start

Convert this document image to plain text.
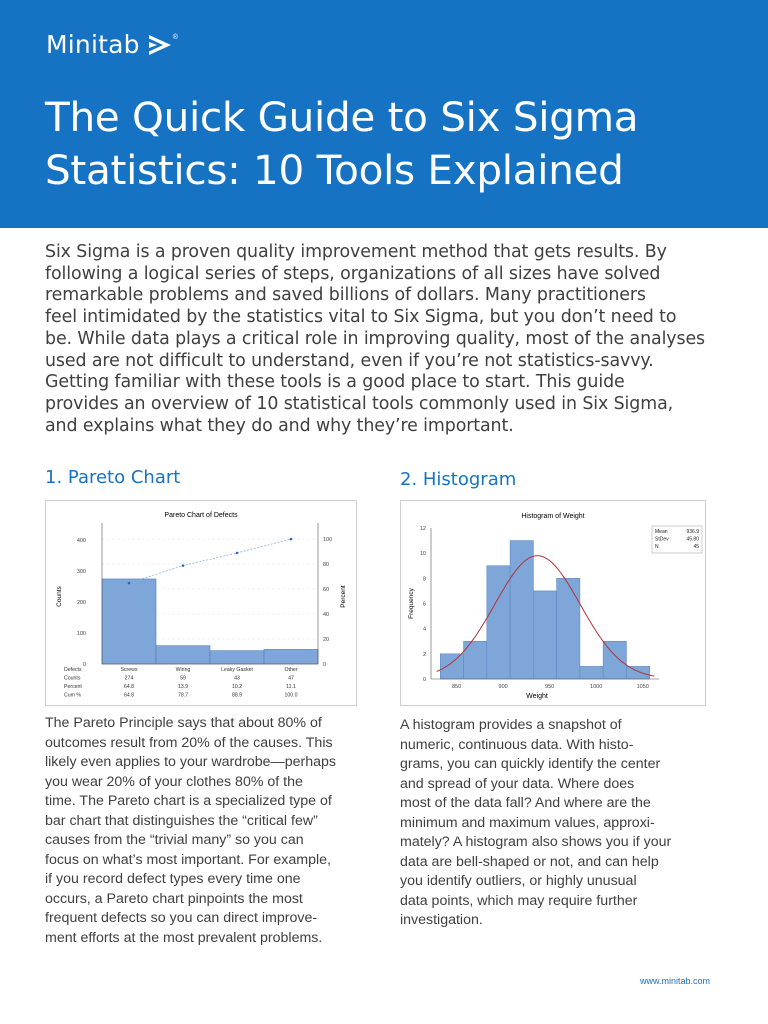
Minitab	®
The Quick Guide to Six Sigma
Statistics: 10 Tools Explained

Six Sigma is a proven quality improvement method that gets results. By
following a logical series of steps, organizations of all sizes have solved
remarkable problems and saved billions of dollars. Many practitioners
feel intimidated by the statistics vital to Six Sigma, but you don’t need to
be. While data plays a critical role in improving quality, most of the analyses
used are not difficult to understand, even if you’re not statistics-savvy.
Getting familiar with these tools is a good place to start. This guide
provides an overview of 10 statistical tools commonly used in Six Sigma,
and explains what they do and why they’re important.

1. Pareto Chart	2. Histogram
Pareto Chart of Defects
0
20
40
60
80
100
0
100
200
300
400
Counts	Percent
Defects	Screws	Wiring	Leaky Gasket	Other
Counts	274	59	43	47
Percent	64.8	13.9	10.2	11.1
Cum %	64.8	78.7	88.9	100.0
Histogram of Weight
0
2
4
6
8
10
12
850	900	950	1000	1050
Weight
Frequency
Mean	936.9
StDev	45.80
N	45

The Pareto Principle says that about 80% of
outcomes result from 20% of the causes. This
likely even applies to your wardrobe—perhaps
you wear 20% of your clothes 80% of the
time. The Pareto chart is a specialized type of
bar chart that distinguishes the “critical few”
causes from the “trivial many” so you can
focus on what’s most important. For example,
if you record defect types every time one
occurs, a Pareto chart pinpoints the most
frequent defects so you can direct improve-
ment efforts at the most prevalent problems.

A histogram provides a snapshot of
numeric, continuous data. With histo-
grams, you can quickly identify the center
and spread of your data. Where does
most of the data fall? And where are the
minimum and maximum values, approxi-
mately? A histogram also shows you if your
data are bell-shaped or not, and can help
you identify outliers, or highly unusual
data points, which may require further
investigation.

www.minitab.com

end

Select every line of the records holding the string "even".

PROBLEM SOLUTION:
used are not difficult to understand, even if you’re not statistics-savvy.
likely even applies to your wardrobe—perhaps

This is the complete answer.